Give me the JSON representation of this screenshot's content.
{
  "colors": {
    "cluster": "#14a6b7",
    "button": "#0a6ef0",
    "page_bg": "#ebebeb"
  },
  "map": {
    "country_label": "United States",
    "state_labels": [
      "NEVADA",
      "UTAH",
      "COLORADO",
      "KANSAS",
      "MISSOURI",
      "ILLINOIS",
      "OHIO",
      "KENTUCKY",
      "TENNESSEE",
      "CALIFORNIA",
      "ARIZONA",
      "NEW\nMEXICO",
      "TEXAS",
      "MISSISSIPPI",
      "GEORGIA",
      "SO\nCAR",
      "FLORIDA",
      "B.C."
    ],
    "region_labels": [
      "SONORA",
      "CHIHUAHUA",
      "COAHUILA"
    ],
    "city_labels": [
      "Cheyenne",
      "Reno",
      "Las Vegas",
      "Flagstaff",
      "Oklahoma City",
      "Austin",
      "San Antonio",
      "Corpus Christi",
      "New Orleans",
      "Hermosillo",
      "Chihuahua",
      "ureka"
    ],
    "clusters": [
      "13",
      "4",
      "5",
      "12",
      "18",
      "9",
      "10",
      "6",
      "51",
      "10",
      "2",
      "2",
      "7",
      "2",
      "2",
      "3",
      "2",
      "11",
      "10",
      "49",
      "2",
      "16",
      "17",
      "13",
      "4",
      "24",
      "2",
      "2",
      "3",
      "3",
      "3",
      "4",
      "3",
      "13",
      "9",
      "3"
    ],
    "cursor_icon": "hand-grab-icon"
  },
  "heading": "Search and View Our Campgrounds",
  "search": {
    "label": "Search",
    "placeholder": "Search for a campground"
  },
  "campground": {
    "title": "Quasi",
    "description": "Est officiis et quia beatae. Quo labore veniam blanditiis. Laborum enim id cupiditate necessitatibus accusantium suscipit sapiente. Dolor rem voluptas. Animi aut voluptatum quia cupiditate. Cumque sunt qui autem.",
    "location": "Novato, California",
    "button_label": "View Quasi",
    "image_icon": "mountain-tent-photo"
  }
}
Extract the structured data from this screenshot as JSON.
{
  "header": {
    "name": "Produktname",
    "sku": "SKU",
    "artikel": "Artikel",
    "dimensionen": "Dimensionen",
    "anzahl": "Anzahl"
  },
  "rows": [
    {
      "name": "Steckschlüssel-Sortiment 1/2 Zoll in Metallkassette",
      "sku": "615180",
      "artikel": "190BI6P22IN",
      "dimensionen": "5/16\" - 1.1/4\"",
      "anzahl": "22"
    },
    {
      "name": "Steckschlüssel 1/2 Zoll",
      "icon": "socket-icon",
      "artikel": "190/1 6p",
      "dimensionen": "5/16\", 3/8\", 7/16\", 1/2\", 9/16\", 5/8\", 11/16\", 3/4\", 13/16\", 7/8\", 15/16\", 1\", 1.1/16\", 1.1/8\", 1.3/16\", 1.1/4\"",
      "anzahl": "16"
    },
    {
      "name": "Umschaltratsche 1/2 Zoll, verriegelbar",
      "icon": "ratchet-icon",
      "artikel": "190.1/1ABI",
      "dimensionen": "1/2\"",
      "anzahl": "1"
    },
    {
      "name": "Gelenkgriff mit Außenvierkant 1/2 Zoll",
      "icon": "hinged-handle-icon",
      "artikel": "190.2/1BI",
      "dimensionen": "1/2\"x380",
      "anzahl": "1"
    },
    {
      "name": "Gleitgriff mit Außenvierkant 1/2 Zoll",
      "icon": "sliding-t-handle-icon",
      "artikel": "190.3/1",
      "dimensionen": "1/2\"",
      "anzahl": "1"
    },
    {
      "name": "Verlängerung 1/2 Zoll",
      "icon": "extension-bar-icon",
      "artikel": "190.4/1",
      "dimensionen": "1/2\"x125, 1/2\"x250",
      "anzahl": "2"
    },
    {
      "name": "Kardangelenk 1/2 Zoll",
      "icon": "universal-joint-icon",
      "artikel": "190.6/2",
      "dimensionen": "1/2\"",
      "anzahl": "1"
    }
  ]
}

★ ★ ★ ★ ★

- Instructions to follow
The records above need to be transcribed in full. Keep every character unchanged.

- Response to the task
Give me the JSON representation of this screenshot's content.
{
  "colors": {
    "cluster": "#14a6b7",
    "button": "#0a6ef0",
    "page_bg": "#ebebeb"
  },
  "map": {
    "country_label": "United States",
    "state_labels": [
      "NEVADA",
      "UTAH",
      "COLORADO",
      "KANSAS",
      "MISSOURI",
      "ILLINOIS",
      "OHIO",
      "KENTUCKY",
      "TENNESSEE",
      "CALIFORNIA",
      "ARIZONA",
      "NEW\nMEXICO",
      "TEXAS",
      "MISSISSIPPI",
      "GEORGIA",
      "SO\nCAR",
      "FLORIDA",
      "B.C."
    ],
    "region_labels": [
      "SONORA",
      "CHIHUAHUA",
      "COAHUILA"
    ],
    "city_labels": [
      "Cheyenne",
      "Reno",
      "Las Vegas",
      "Flagstaff",
      "Oklahoma City",
      "Austin",
      "San Antonio",
      "Corpus Christi",
      "New Orleans",
      "Hermosillo",
      "Chihuahua",
      "ureka"
    ],
    "clusters": [
      "13",
      "4",
      "5",
      "12",
      "18",
      "9",
      "10",
      "6",
      "51",
      "10",
      "2",
      "2",
      "7",
      "2",
      "2",
      "3",
      "2",
      "11",
      "10",
      "49",
      "2",
      "16",
      "17",
      "13",
      "4",
      "24",
      "2",
      "2",
      "3",
      "3",
      "3",
      "4",
      "3",
      "13",
      "9",
      "3"
    ],
    "cursor_icon": "hand-grab-icon"
  },
  "heading": "Search and View Our Campgrounds",
  "search": {
    "label": "Search",
    "placeholder": "Search for a campground"
  },
  "campground": {
    "title": "Quasi",
    "description": "Est officiis et quia beatae. Quo labore veniam blanditiis. Laborum enim id cupiditate necessitatibus accusantium suscipit sapiente. Dolor rem voluptas. Animi aut voluptatum quia cupiditate. Cumque sunt qui autem.",
    "location": "Novato, California",
    "button_label": "View Quasi",
    "image_icon": "mountain-tent-photo"
  }
}
Extract the structured data from this screenshot as JSON.
{
  "header": {
    "name": "Produktname",
    "sku": "SKU",
    "artikel": "Artikel",
    "dimensionen": "Dimensionen",
    "anzahl": "Anzahl"
  },
  "rows": [
    {
      "name": "Steckschlüssel-Sortiment 1/2 Zoll in Metallkassette",
      "sku": "615180",
      "artikel": "190BI6P22IN",
      "dimensionen": "5/16\" - 1.1/4\"",
      "anzahl": "22"
    },
    {
      "name": "Steckschlüssel 1/2 Zoll",
      "icon": "socket-icon",
      "artikel": "190/1 6p",
      "dimensionen": "5/16\", 3/8\", 7/16\", 1/2\", 9/16\", 5/8\", 11/16\", 3/4\", 13/16\", 7/8\", 15/16\", 1\", 1.1/16\", 1.1/8\", 1.3/16\", 1.1/4\"",
      "anzahl": "16"
    },
    {
      "name": "Umschaltratsche 1/2 Zoll, verriegelbar",
      "icon": "ratchet-icon",
      "artikel": "190.1/1ABI",
      "dimensionen": "1/2\"",
      "anzahl": "1"
    },
    {
      "name": "Gelenkgriff mit Außenvierkant 1/2 Zoll",
      "icon": "hinged-handle-icon",
      "artikel": "190.2/1BI",
      "dimensionen": "1/2\"x380",
      "anzahl": "1"
    },
    {
      "name": "Gleitgriff mit Außenvierkant 1/2 Zoll",
      "icon": "sliding-t-handle-icon",
      "artikel": "190.3/1",
      "dimensionen": "1/2\"",
      "anzahl": "1"
    },
    {
      "name": "Verlängerung 1/2 Zoll",
      "icon": "extension-bar-icon",
      "artikel": "190.4/1",
      "dimensionen": "1/2\"x125, 1/2\"x250",
      "anzahl": "2"
    },
    {
      "name": "Kardangelenk 1/2 Zoll",
      "icon": "universal-joint-icon",
      "artikel": "190.6/2",
      "dimensionen": "1/2\"",
      "anzahl": "1"
    }
  ]
}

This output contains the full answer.